(Dataset entries)
◆ ◆ ◆

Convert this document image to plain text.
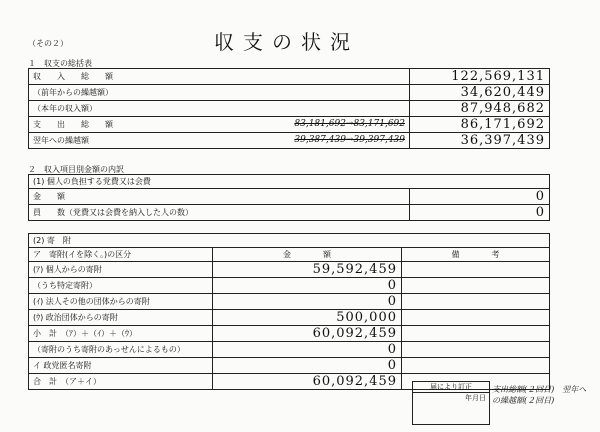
（その２）	収支の状況
１　収支の総括表
収　　入　　総　　額	122,569,131
（前年からの繰越額）	34,620,449
（本年の収入額）	87,948,682
支　　出　　総　　額 83,181,692→83,171,692	86,171,692
翌年への繰越額 39,387,439→39,397,439	36,397,439
２　収入項目別金額の内訳
(1) 個人の負担する党費又は会費	
金　　額	0
員　　数（党費又は会費を納入した人の数）	0
(2) 寄　附		
ア　寄附(イを除く。)の区分	金　　　　額	備　　　　考
(ｱ) 個人からの寄附	59,592,459	
（うち特定寄附）	0	
(ｲ) 法人その他の団体からの寄附	0	
(ｳ) 政治団体からの寄附	500,000	
小　計　（ｱ）＋（ｲ）＋（ｳ）	60,092,459	
（寄附のうち寄附のあっせんによるもの）	0	
イ 政党匿名寄附	0	
合　計　（ア＋イ）	60,092,459		届により訂正
年月日
支出総額(２回目)　翌年への繰越額(２回目)
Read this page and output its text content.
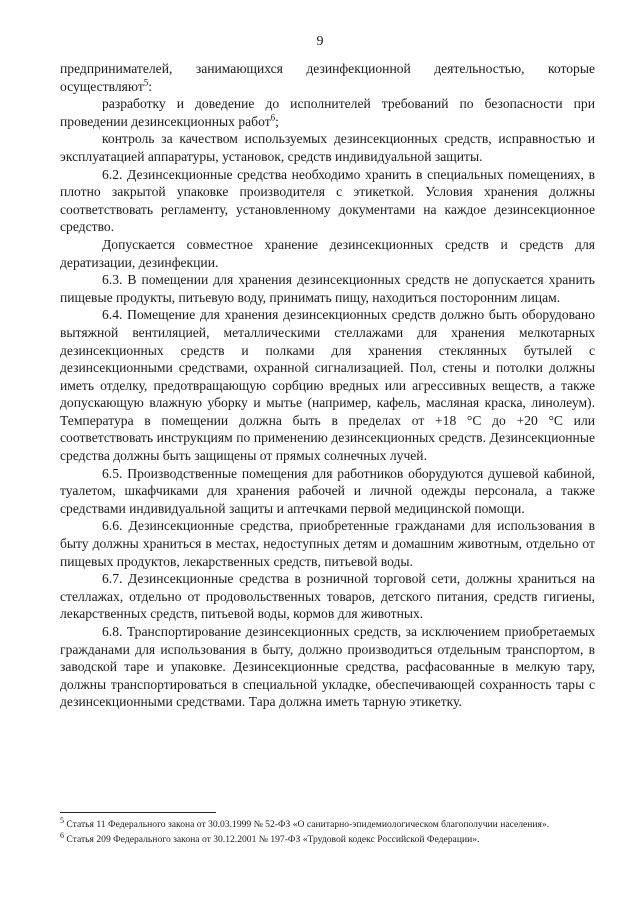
9

предпринимателей, занимающихся дезинфекционной деятельностью, которые осуществляют$^5$:

разработку и доведение до исполнителей требований по безопасности при проведении дезинсекционных работ$^6$;

контроль за качеством используемых дезинсекционных средств, исправностью и эксплуатацией аппаратуры, установок, средств индивидуальной защиты.

6.2. Дезинсекционные средства необходимо хранить в специальных помещениях, в плотно закрытой упаковке производителя с этикеткой. Условия хранения должны соответствовать регламенту, установленному документами на каждое дезинсекционное средство.

Допускается совместное хранение дезинсекционных средств и средств для дератизации, дезинфекции.

6.3. В помещении для хранения дезинсекционных средств не допускается хранить пищевые продукты, питьевую воду, принимать пищу, находиться посторонним лицам.

6.4. Помещение для хранения дезинсекционных средств должно быть оборудовано вытяжной вентиляцией, металлическими стеллажами для хранения мелкотарных дезинсекционных средств и полками для хранения стеклянных бутылей с дезинсекционными средствами, охранной сигнализацией. Пол, стены и потолки должны иметь отделку, предотвращающую сорбцию вредных или агрессивных веществ, а также допускающую влажную уборку и мытье (например, кафель, масляная краска, линолеум). Температура в помещении должна быть в пределах от +18 °С до +20 °С или соответствовать инструкциям по применению дезинсекционных средств. Дезинсекционные средства должны быть защищены от прямых солнечных лучей.

6.5. Производственные помещения для работников оборудуются душевой кабиной, туалетом, шкафчиками для хранения рабочей и личной одежды персонала, а также средствами индивидуальной защиты и аптечками первой медицинской помощи.

6.6. Дезинсекционные средства, приобретенные гражданами для использования в быту должны храниться в местах, недоступных детям и домашним животным, отдельно от пищевых продуктов, лекарственных средств, питьевой воды.

6.7. Дезинсекционные средства в розничной торговой сети, должны храниться на стеллажах, отдельно от продовольственных товаров, детского питания, средств гигиены, лекарственных средств, питьевой воды, кормов для животных.

6.8. Транспортирование дезинсекционных средств, за исключением приобретаемых гражданами для использования в быту, должно производиться отдельным транспортом, в заводской таре и упаковке. Дезинсекционные средства, расфасованные в мелкую тару, должны транспортироваться в специальной укладке, обеспечивающей сохранность тары с дезинсекционными средствами. Тара должна иметь тарную этикетку.

$^5$ Статья 11 Федерального закона от 30.03.1999 № 52-ФЗ «О санитарно-эпидемиологическом благополучии населения».

$^6$ Статья 209 Федерального закона от 30.12.2001 № 197-ФЗ «Трудовой кодекс Российской Федерации».
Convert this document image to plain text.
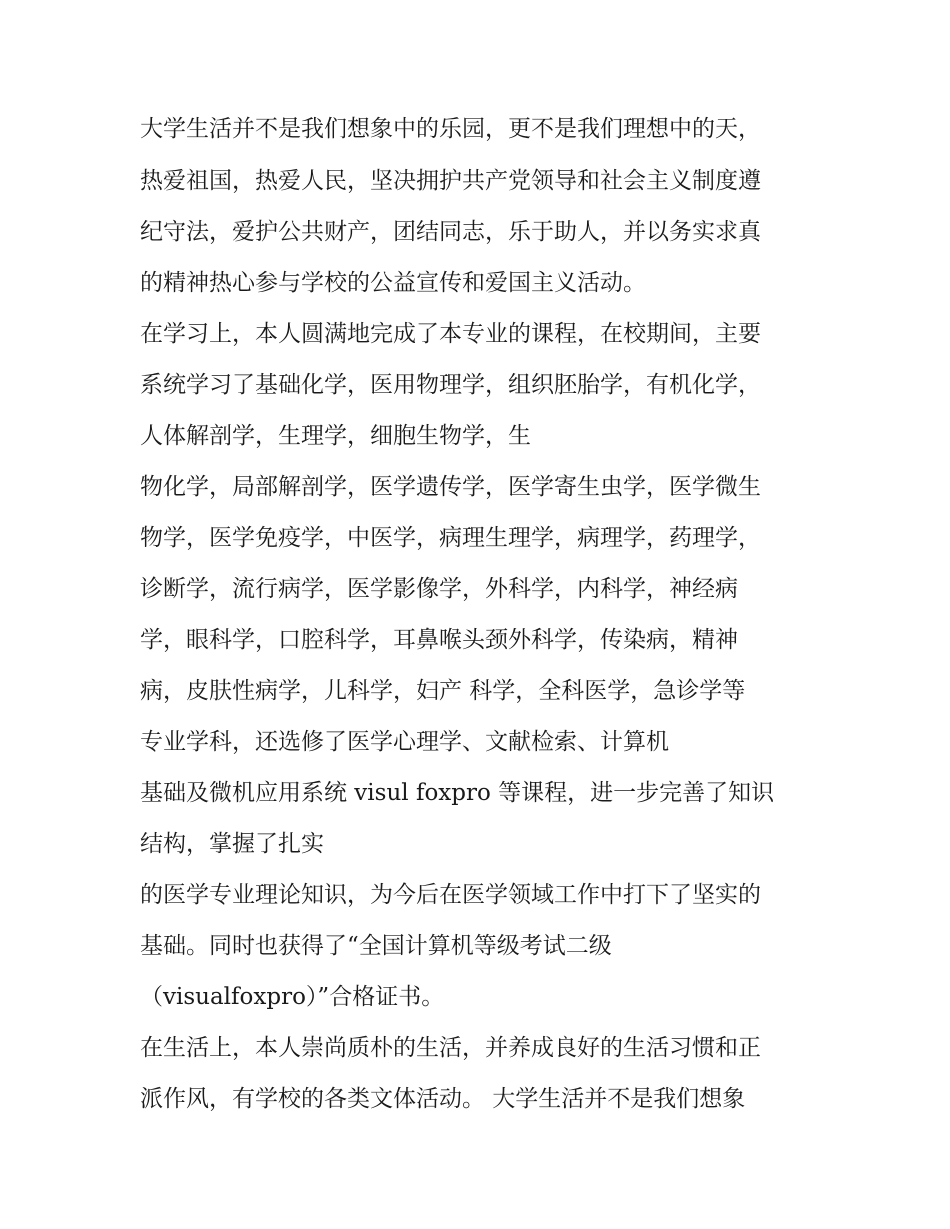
大学生活并不是我们想象中的乐园，更不是我们理想中的天，

热爱祖国，热爱人民，坚决拥护共产党领导和社会主义制度遵

纪守法，爱护公共财产，团结同志，乐于助人，并以务实求真

的精神热心参与学校的公益宣传和爱国主义活动。

在学习上，本人圆满地完成了本专业的课程，在校期间，主要

系统学习了基础化学，医用物理学，组织胚胎学，有机化学，

人体解剖学，生理学，细胞生物学，生

物化学，局部解剖学，医学遗传学，医学寄生虫学，医学微生

物学，医学免疫学，中医学，病理生理学，病理学，药理学，

诊断学，流行病学，医学影像学，外科学，内科学，神经病

学，眼科学，口腔科学，耳鼻喉头颈外科学，传染病，精神

病，皮肤性病学，儿科学，妇产 科学，全科医学，急诊学等

专业学科，还选修了医学心理学、文献检索、计算机

基础及微机应用系统 visul foxpro 等课程，进一步完善了知识

结构，掌握了扎实

的医学专业理论知识，为今后在医学领域工作中打下了坚实的

基础。同时也获得了“全国计算机等级考试二级

（visualfoxpro）”合格证书。

在生活上，本人崇尚质朴的生活，并养成良好的生活习惯和正

派作风，有学校的各类文体活动。 大学生活并不是我们想象
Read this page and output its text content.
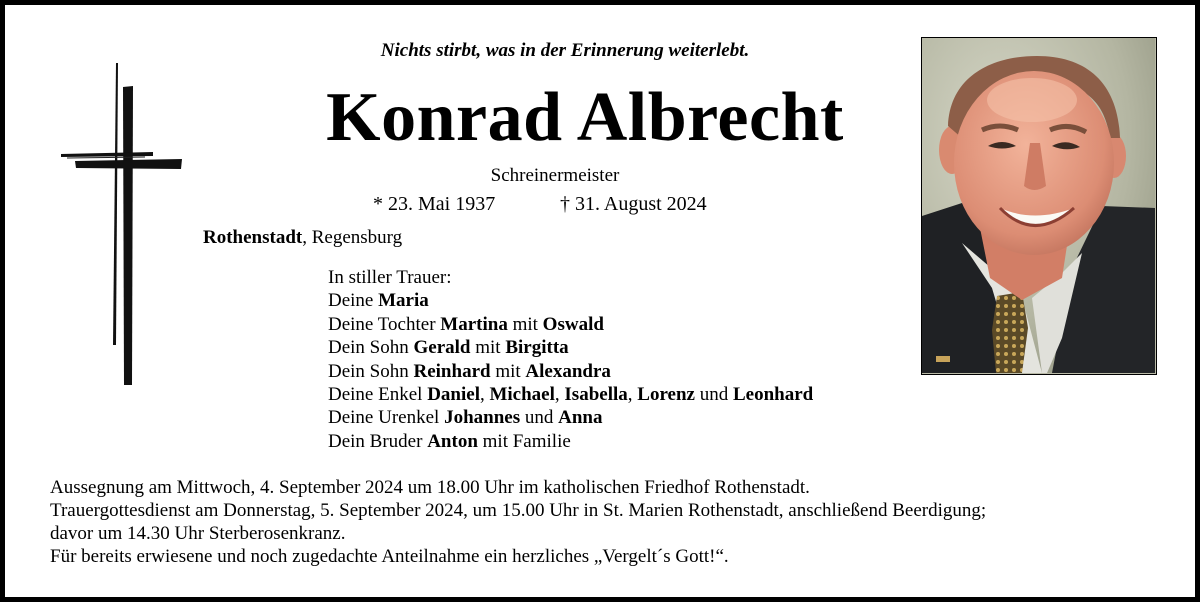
Nichts stirbt, was in der Erinnerung weiterlebt.
Konrad Albrecht
Schreinermeister
* 23. Mai 1937	† 31. August 2024
Rothenstadt, Regensburg
In stiller Trauer:
Deine Maria
Deine Tochter Martina mit Oswald
Dein Sohn Gerald mit Birgitta
Dein Sohn Reinhard mit Alexandra
Deine Enkel Daniel, Michael, Isabella, Lorenz und Leonhard
Deine Urenkel Johannes und Anna
Dein Bruder Anton mit Familie
Aussegnung am Mittwoch, 4. September 2024 um 18.00 Uhr im katholischen Friedhof Rothenstadt.
Trauergottesdienst am Donnerstag, 5. September 2024, um 15.00 Uhr in St. Marien Rothenstadt, anschließend Beerdigung;
davor um 14.30 Uhr Sterberosenkranz.
Für bereits erwiesene und noch zugedachte Anteilnahme ein herzliches „Vergelt´s Gott!“.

◆ ◆ ◆

_DIRECTIONS FOR THIS TASK:_
Write out the data precisely as given, excluding the pictures.

_ANSWER BELOW:_
Convert this document image to plain text.
（その２）	収支の状況
１　収支の総括表
収　　入　　総　　額	122,569,131
（前年からの繰越額）	34,620,449
（本年の収入額）	87,948,682
支　　出　　総　　額 83,181,692→83,171,692	86,171,692
翌年への繰越額 39,387,439→39,397,439	36,397,439
２　収入項目別金額の内訳
(1) 個人の負担する党費又は会費	
金　　額	0
員　　数（党費又は会費を納入した人の数）	0
(2) 寄　附		
ア　寄附(イを除く。)の区分	金　　　　額	備　　　　考
(ｱ) 個人からの寄附	59,592,459	
（うち特定寄附）	0	
(ｲ) 法人その他の団体からの寄附	0	
(ｳ) 政治団体からの寄附	500,000	
小　計　（ｱ）＋（ｲ）＋（ｳ）	60,092,459	
（寄附のうち寄附のあっせんによるもの）	0	
イ 政党匿名寄附	0	
合　計　（ア＋イ）	60,092,459		届により訂正
年月日
支出総額(２回目)　翌年への繰越額(２回目)
Read this page and output its text content.
9

предпринимателей, занимающихся дезинфекционной деятельностью, которые осуществляют$^5$:

разработку и доведение до исполнителей требований по безопасности при проведении дезинсекционных работ$^6$;

контроль за качеством используемых дезинсекционных средств, исправностью и эксплуатацией аппаратуры, установок, средств индивидуальной защиты.

6.2. Дезинсекционные средства необходимо хранить в специальных помещениях, в плотно закрытой упаковке производителя с этикеткой. Условия хранения должны соответствовать регламенту, установленному документами на каждое дезинсекционное средство.

Допускается совместное хранение дезинсекционных средств и средств для дератизации, дезинфекции.

6.3. В помещении для хранения дезинсекционных средств не допускается хранить пищевые продукты, питьевую воду, принимать пищу, находиться посторонним лицам.

6.4. Помещение для хранения дезинсекционных средств должно быть оборудовано вытяжной вентиляцией, металлическими стеллажами для хранения мелкотарных дезинсекционных средств и полками для хранения стеклянных бутылей с дезинсекционными средствами, охранной сигнализацией. Пол, стены и потолки должны иметь отделку, предотвращающую сорбцию вредных или агрессивных веществ, а также допускающую влажную уборку и мытье (например, кафель, масляная краска, линолеум). Температура в помещении должна быть в пределах от +18 °С до +20 °С или соответствовать инструкциям по применению дезинсекционных средств. Дезинсекционные средства должны быть защищены от прямых солнечных лучей.

6.5. Производственные помещения для работников оборудуются душевой кабиной, туалетом, шкафчиками для хранения рабочей и личной одежды персонала, а также средствами индивидуальной защиты и аптечками первой медицинской помощи.

6.6. Дезинсекционные средства, приобретенные гражданами для использования в быту должны храниться в местах, недоступных детям и домашним животным, отдельно от пищевых продуктов, лекарственных средств, питьевой воды.

6.7. Дезинсекционные средства в розничной торговой сети, должны храниться на стеллажах, отдельно от продовольственных товаров, детского питания, средств гигиены, лекарственных средств, питьевой воды, кормов для животных.

6.8. Транспортирование дезинсекционных средств, за исключением приобретаемых гражданами для использования в быту, должно производиться отдельным транспортом, в заводской таре и упаковке. Дезинсекционные средства, расфасованные в мелкую тару, должны транспортироваться в специальной укладке, обеспечивающей сохранность тары с дезинсекционными средствами. Тара должна иметь тарную этикетку.

$^5$ Статья 11 Федерального закона от 30.03.1999 № 52-ФЗ «О санитарно-эпидемиологическом благополучии населения».

$^6$ Статья 209 Федерального закона от 30.12.2001 № 197-ФЗ «Трудовой кодекс Российской Федерации».
Convert this document image to plain text.
大学生活并不是我们想象中的乐园，更不是我们理想中的天，

热爱祖国，热爱人民，坚决拥护共产党领导和社会主义制度遵

纪守法，爱护公共财产，团结同志，乐于助人，并以务实求真

的精神热心参与学校的公益宣传和爱国主义活动。

在学习上，本人圆满地完成了本专业的课程，在校期间，主要

系统学习了基础化学，医用物理学，组织胚胎学，有机化学，

人体解剖学，生理学，细胞生物学，生

物化学，局部解剖学，医学遗传学，医学寄生虫学，医学微生

物学，医学免疫学，中医学，病理生理学，病理学，药理学，

诊断学，流行病学，医学影像学，外科学，内科学，神经病

学，眼科学，口腔科学，耳鼻喉头颈外科学，传染病，精神

病，皮肤性病学，儿科学，妇产 科学，全科医学，急诊学等

专业学科，还选修了医学心理学、文献检索、计算机

基础及微机应用系统 visul foxpro 等课程，进一步完善了知识

结构，掌握了扎实

的医学专业理论知识，为今后在医学领域工作中打下了坚实的

基础。同时也获得了“全国计算机等级考试二级

（visualfoxpro）”合格证书。

在生活上，本人崇尚质朴的生活，并养成良好的生活习惯和正

派作风，有学校的各类文体活动。 大学生活并不是我们想象
Read this page and output its text content.
Nichts stirbt, was in der Erinnerung weiterlebt.
Konrad Albrecht
Schreinermeister
* 23. Mai 1937	† 31. August 2024
Rothenstadt, Regensburg
In stiller Trauer:
Deine Maria
Deine Tochter Martina mit Oswald
Dein Sohn Gerald mit Birgitta
Dein Sohn Reinhard mit Alexandra
Deine Enkel Daniel, Michael, Isabella, Lorenz und Leonhard
Deine Urenkel Johannes und Anna
Dein Bruder Anton mit Familie
Aussegnung am Mittwoch, 4. September 2024 um 18.00 Uhr im katholischen Friedhof Rothenstadt.
Trauergottesdienst am Donnerstag, 5. September 2024, um 15.00 Uhr in St. Marien Rothenstadt, anschließend Beerdigung;
davor um 14.30 Uhr Sterberosenkranz.
Für bereits erwiesene und noch zugedachte Anteilnahme ein herzliches „Vergelt´s Gott!“.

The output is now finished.